▶ [Task inputs]:
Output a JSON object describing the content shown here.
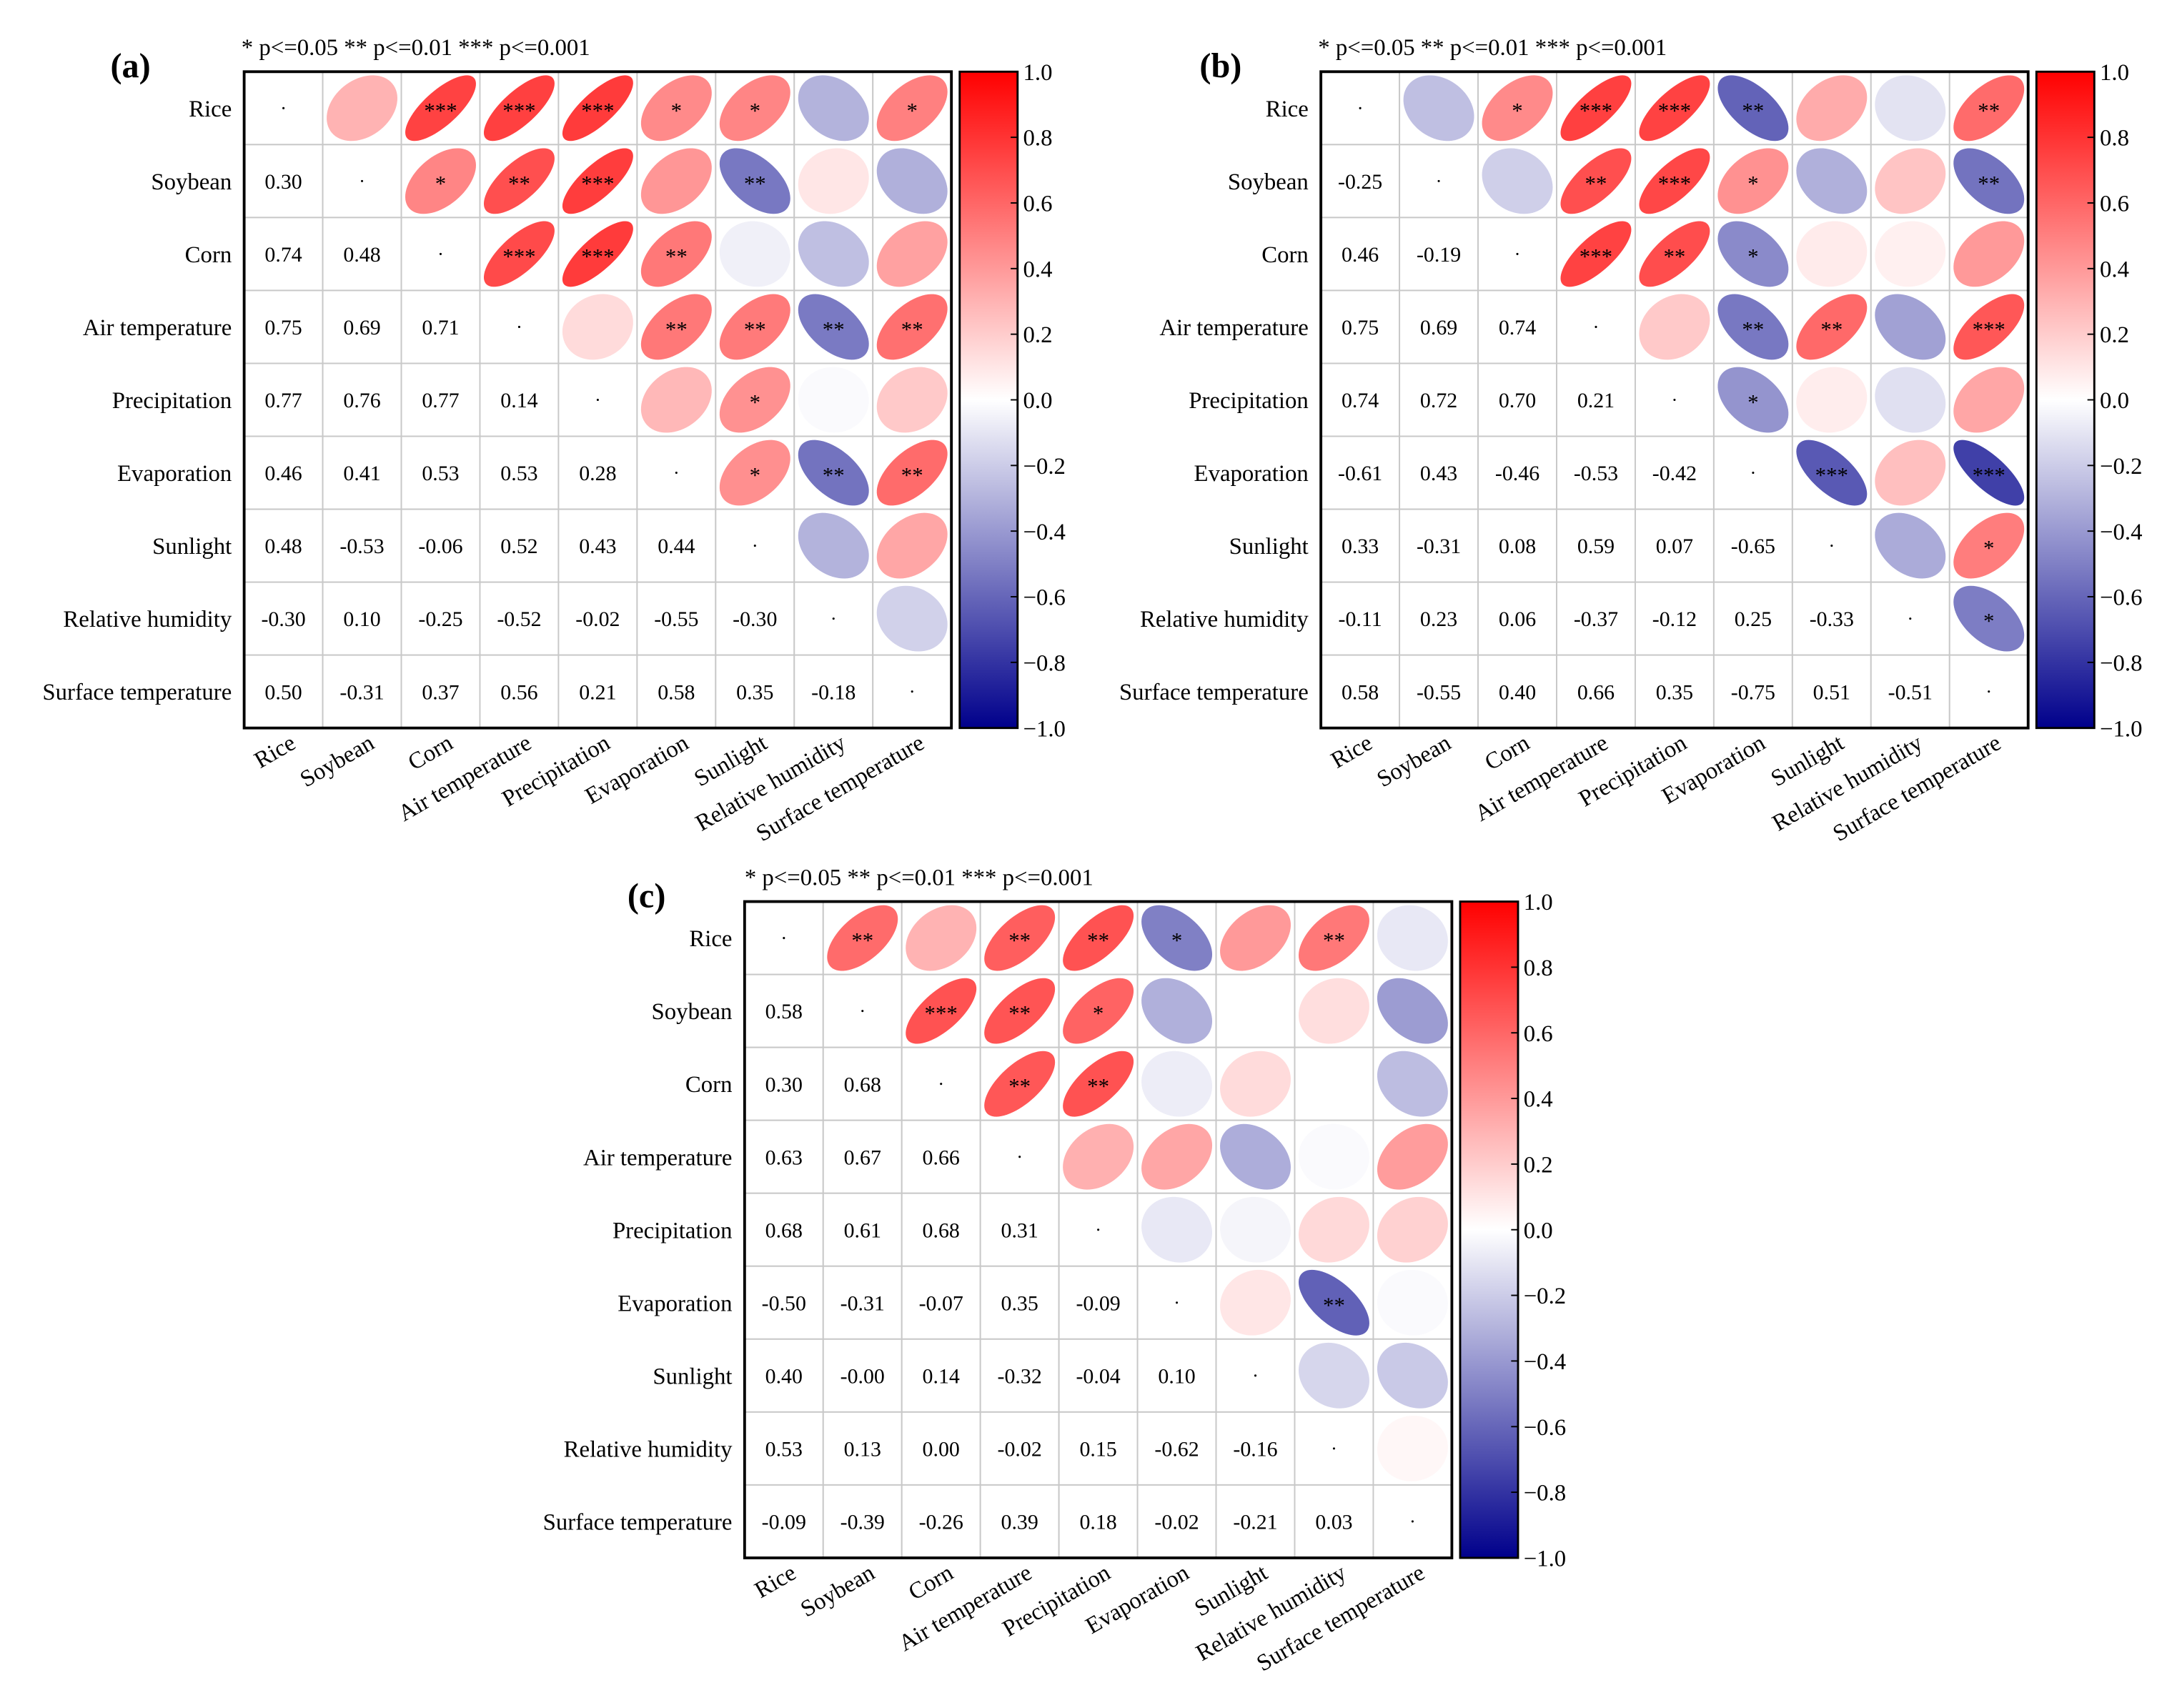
{
  "chart_data": [
    {
      "type": "heatmap",
      "panel_label": "(a)",
      "significance_legend": "* p<=0.05  ** p<=0.01  *** p<=0.001",
      "variables": [
        "Rice",
        "Soybean",
        "Corn",
        "Air temperature",
        "Precipitation",
        "Evaporation",
        "Sunlight",
        "Relative humidity",
        "Surface temperature"
      ],
      "lower_values": [
        [],
        [
          "0.30"
        ],
        [
          "0.74",
          "0.48"
        ],
        [
          "0.75",
          "0.69",
          "0.71"
        ],
        [
          "0.77",
          "0.76",
          "0.77",
          "0.14"
        ],
        [
          "0.46",
          "0.41",
          "0.53",
          "0.53",
          "0.28"
        ],
        [
          "0.48",
          "-0.53",
          "-0.06",
          "0.52",
          "0.43",
          "0.44"
        ],
        [
          "-0.30",
          "0.10",
          "-0.25",
          "-0.52",
          "-0.02",
          "-0.55",
          "-0.30"
        ],
        [
          "0.50",
          "-0.31",
          "0.37",
          "0.56",
          "0.21",
          "0.58",
          "0.35",
          "-0.18"
        ]
      ],
      "upper_stars": [
        [
          "",
          "***",
          "***",
          "***",
          "*",
          "*",
          "",
          "*"
        ],
        [
          "*",
          "**",
          "***",
          "",
          "**",
          "",
          ""
        ],
        [
          "***",
          "***",
          "**",
          "",
          "",
          ""
        ],
        [
          "",
          "**",
          "**",
          "**",
          "**"
        ],
        [
          "",
          "*",
          "",
          ""
        ],
        [
          "*",
          "**",
          "**"
        ],
        [
          "",
          ""
        ],
        [
          ""
        ]
      ],
      "colorbar": {
        "range": [
          -1.0,
          1.0
        ],
        "ticks": [
          "1.0",
          "0.8",
          "0.6",
          "0.4",
          "0.2",
          "0.0",
          "−0.2",
          "−0.4",
          "−0.6",
          "−0.8",
          "−1.0"
        ],
        "positive_color": "#ff0000",
        "zero_color": "#ffffff",
        "negative_color": "#00008b"
      }
    },
    {
      "type": "heatmap",
      "panel_label": "(b)",
      "significance_legend": "* p<=0.05  ** p<=0.01  *** p<=0.001",
      "variables": [
        "Rice",
        "Soybean",
        "Corn",
        "Air temperature",
        "Precipitation",
        "Evaporation",
        "Sunlight",
        "Relative humidity",
        "Surface temperature"
      ],
      "lower_values": [
        [],
        [
          "-0.25"
        ],
        [
          "0.46",
          "-0.19"
        ],
        [
          "0.75",
          "0.69",
          "0.74"
        ],
        [
          "0.74",
          "0.72",
          "0.70",
          "0.21"
        ],
        [
          "-0.61",
          "0.43",
          "-0.46",
          "-0.53",
          "-0.42"
        ],
        [
          "0.33",
          "-0.31",
          "0.08",
          "0.59",
          "0.07",
          "-0.65"
        ],
        [
          "-0.11",
          "0.23",
          "0.06",
          "-0.37",
          "-0.12",
          "0.25",
          "-0.33"
        ],
        [
          "0.58",
          "-0.55",
          "0.40",
          "0.66",
          "0.35",
          "-0.75",
          "0.51",
          "-0.51"
        ]
      ],
      "upper_stars": [
        [
          "",
          "*",
          "***",
          "***",
          "**",
          "",
          "",
          "**"
        ],
        [
          "",
          "**",
          "***",
          "*",
          "",
          "",
          "**"
        ],
        [
          "***",
          "**",
          "*",
          "",
          "",
          ""
        ],
        [
          "",
          "**",
          "**",
          "",
          "***"
        ],
        [
          "*",
          "",
          "",
          ""
        ],
        [
          "***",
          "",
          "***"
        ],
        [
          "",
          "*"
        ],
        [
          "*"
        ]
      ],
      "colorbar": {
        "range": [
          -1.0,
          1.0
        ],
        "ticks": [
          "1.0",
          "0.8",
          "0.6",
          "0.4",
          "0.2",
          "0.0",
          "−0.2",
          "−0.4",
          "−0.6",
          "−0.8",
          "−1.0"
        ],
        "positive_color": "#ff0000",
        "zero_color": "#ffffff",
        "negative_color": "#00008b"
      }
    },
    {
      "type": "heatmap",
      "panel_label": "(c)",
      "significance_legend": "* p<=0.05  ** p<=0.01  *** p<=0.001",
      "variables": [
        "Rice",
        "Soybean",
        "Corn",
        "Air temperature",
        "Precipitation",
        "Evaporation",
        "Sunlight",
        "Relative humidity",
        "Surface temperature"
      ],
      "lower_values": [
        [],
        [
          "0.58"
        ],
        [
          "0.30",
          "0.68"
        ],
        [
          "0.63",
          "0.67",
          "0.66"
        ],
        [
          "0.68",
          "0.61",
          "0.68",
          "0.31"
        ],
        [
          "-0.50",
          "-0.31",
          "-0.07",
          "0.35",
          "-0.09"
        ],
        [
          "0.40",
          "-0.00",
          "0.14",
          "-0.32",
          "-0.04",
          "0.10"
        ],
        [
          "0.53",
          "0.13",
          "0.00",
          "-0.02",
          "0.15",
          "-0.62",
          "-0.16"
        ],
        [
          "-0.09",
          "-0.39",
          "-0.26",
          "0.39",
          "0.18",
          "-0.02",
          "-0.21",
          "0.03"
        ]
      ],
      "upper_stars": [
        [
          "**",
          "",
          "**",
          "**",
          "*",
          "",
          "**",
          ""
        ],
        [
          "***",
          "**",
          "*",
          "",
          "",
          "",
          ""
        ],
        [
          "**",
          "**",
          "",
          "",
          "",
          ""
        ],
        [
          "",
          "",
          "",
          "",
          ""
        ],
        [
          "",
          "",
          "",
          ""
        ],
        [
          "",
          "**",
          ""
        ],
        [
          "",
          ""
        ],
        [
          ""
        ]
      ],
      "colorbar": {
        "range": [
          -1.0,
          1.0
        ],
        "ticks": [
          "1.0",
          "0.8",
          "0.6",
          "0.4",
          "0.2",
          "0.0",
          "−0.2",
          "−0.4",
          "−0.6",
          "−0.8",
          "−1.0"
        ],
        "positive_color": "#ff0000",
        "zero_color": "#ffffff",
        "negative_color": "#00008b"
      }
    }
  ]
}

▶ [Required work]:
Skip every picture and transcribe the data above exactly.

▶ [Problem solution]:
Output a JSON object describing the content shown here.
{
  "chart_data": [
    {
      "type": "heatmap",
      "panel_label": "(a)",
      "significance_legend": "* p<=0.05  ** p<=0.01  *** p<=0.001",
      "variables": [
        "Rice",
        "Soybean",
        "Corn",
        "Air temperature",
        "Precipitation",
        "Evaporation",
        "Sunlight",
        "Relative humidity",
        "Surface temperature"
      ],
      "lower_values": [
        [],
        [
          "0.30"
        ],
        [
          "0.74",
          "0.48"
        ],
        [
          "0.75",
          "0.69",
          "0.71"
        ],
        [
          "0.77",
          "0.76",
          "0.77",
          "0.14"
        ],
        [
          "0.46",
          "0.41",
          "0.53",
          "0.53",
          "0.28"
        ],
        [
          "0.48",
          "-0.53",
          "-0.06",
          "0.52",
          "0.43",
          "0.44"
        ],
        [
          "-0.30",
          "0.10",
          "-0.25",
          "-0.52",
          "-0.02",
          "-0.55",
          "-0.30"
        ],
        [
          "0.50",
          "-0.31",
          "0.37",
          "0.56",
          "0.21",
          "0.58",
          "0.35",
          "-0.18"
        ]
      ],
      "upper_stars": [
        [
          "",
          "***",
          "***",
          "***",
          "*",
          "*",
          "",
          "*"
        ],
        [
          "*",
          "**",
          "***",
          "",
          "**",
          "",
          ""
        ],
        [
          "***",
          "***",
          "**",
          "",
          "",
          ""
        ],
        [
          "",
          "**",
          "**",
          "**",
          "**"
        ],
        [
          "",
          "*",
          "",
          ""
        ],
        [
          "*",
          "**",
          "**"
        ],
        [
          "",
          ""
        ],
        [
          ""
        ]
      ],
      "colorbar": {
        "range": [
          -1.0,
          1.0
        ],
        "ticks": [
          "1.0",
          "0.8",
          "0.6",
          "0.4",
          "0.2",
          "0.0",
          "−0.2",
          "−0.4",
          "−0.6",
          "−0.8",
          "−1.0"
        ],
        "positive_color": "#ff0000",
        "zero_color": "#ffffff",
        "negative_color": "#00008b"
      }
    },
    {
      "type": "heatmap",
      "panel_label": "(b)",
      "significance_legend": "* p<=0.05  ** p<=0.01  *** p<=0.001",
      "variables": [
        "Rice",
        "Soybean",
        "Corn",
        "Air temperature",
        "Precipitation",
        "Evaporation",
        "Sunlight",
        "Relative humidity",
        "Surface temperature"
      ],
      "lower_values": [
        [],
        [
          "-0.25"
        ],
        [
          "0.46",
          "-0.19"
        ],
        [
          "0.75",
          "0.69",
          "0.74"
        ],
        [
          "0.74",
          "0.72",
          "0.70",
          "0.21"
        ],
        [
          "-0.61",
          "0.43",
          "-0.46",
          "-0.53",
          "-0.42"
        ],
        [
          "0.33",
          "-0.31",
          "0.08",
          "0.59",
          "0.07",
          "-0.65"
        ],
        [
          "-0.11",
          "0.23",
          "0.06",
          "-0.37",
          "-0.12",
          "0.25",
          "-0.33"
        ],
        [
          "0.58",
          "-0.55",
          "0.40",
          "0.66",
          "0.35",
          "-0.75",
          "0.51",
          "-0.51"
        ]
      ],
      "upper_stars": [
        [
          "",
          "*",
          "***",
          "***",
          "**",
          "",
          "",
          "**"
        ],
        [
          "",
          "**",
          "***",
          "*",
          "",
          "",
          "**"
        ],
        [
          "***",
          "**",
          "*",
          "",
          "",
          ""
        ],
        [
          "",
          "**",
          "**",
          "",
          "***"
        ],
        [
          "*",
          "",
          "",
          ""
        ],
        [
          "***",
          "",
          "***"
        ],
        [
          "",
          "*"
        ],
        [
          "*"
        ]
      ],
      "colorbar": {
        "range": [
          -1.0,
          1.0
        ],
        "ticks": [
          "1.0",
          "0.8",
          "0.6",
          "0.4",
          "0.2",
          "0.0",
          "−0.2",
          "−0.4",
          "−0.6",
          "−0.8",
          "−1.0"
        ],
        "positive_color": "#ff0000",
        "zero_color": "#ffffff",
        "negative_color": "#00008b"
      }
    },
    {
      "type": "heatmap",
      "panel_label": "(c)",
      "significance_legend": "* p<=0.05  ** p<=0.01  *** p<=0.001",
      "variables": [
        "Rice",
        "Soybean",
        "Corn",
        "Air temperature",
        "Precipitation",
        "Evaporation",
        "Sunlight",
        "Relative humidity",
        "Surface temperature"
      ],
      "lower_values": [
        [],
        [
          "0.58"
        ],
        [
          "0.30",
          "0.68"
        ],
        [
          "0.63",
          "0.67",
          "0.66"
        ],
        [
          "0.68",
          "0.61",
          "0.68",
          "0.31"
        ],
        [
          "-0.50",
          "-0.31",
          "-0.07",
          "0.35",
          "-0.09"
        ],
        [
          "0.40",
          "-0.00",
          "0.14",
          "-0.32",
          "-0.04",
          "0.10"
        ],
        [
          "0.53",
          "0.13",
          "0.00",
          "-0.02",
          "0.15",
          "-0.62",
          "-0.16"
        ],
        [
          "-0.09",
          "-0.39",
          "-0.26",
          "0.39",
          "0.18",
          "-0.02",
          "-0.21",
          "0.03"
        ]
      ],
      "upper_stars": [
        [
          "**",
          "",
          "**",
          "**",
          "*",
          "",
          "**",
          ""
        ],
        [
          "***",
          "**",
          "*",
          "",
          "",
          "",
          ""
        ],
        [
          "**",
          "**",
          "",
          "",
          "",
          ""
        ],
        [
          "",
          "",
          "",
          "",
          ""
        ],
        [
          "",
          "",
          "",
          ""
        ],
        [
          "",
          "**",
          ""
        ],
        [
          "",
          ""
        ],
        [
          ""
        ]
      ],
      "colorbar": {
        "range": [
          -1.0,
          1.0
        ],
        "ticks": [
          "1.0",
          "0.8",
          "0.6",
          "0.4",
          "0.2",
          "0.0",
          "−0.2",
          "−0.4",
          "−0.6",
          "−0.8",
          "−1.0"
        ],
        "positive_color": "#ff0000",
        "zero_color": "#ffffff",
        "negative_color": "#00008b"
      }
    }
  ]
}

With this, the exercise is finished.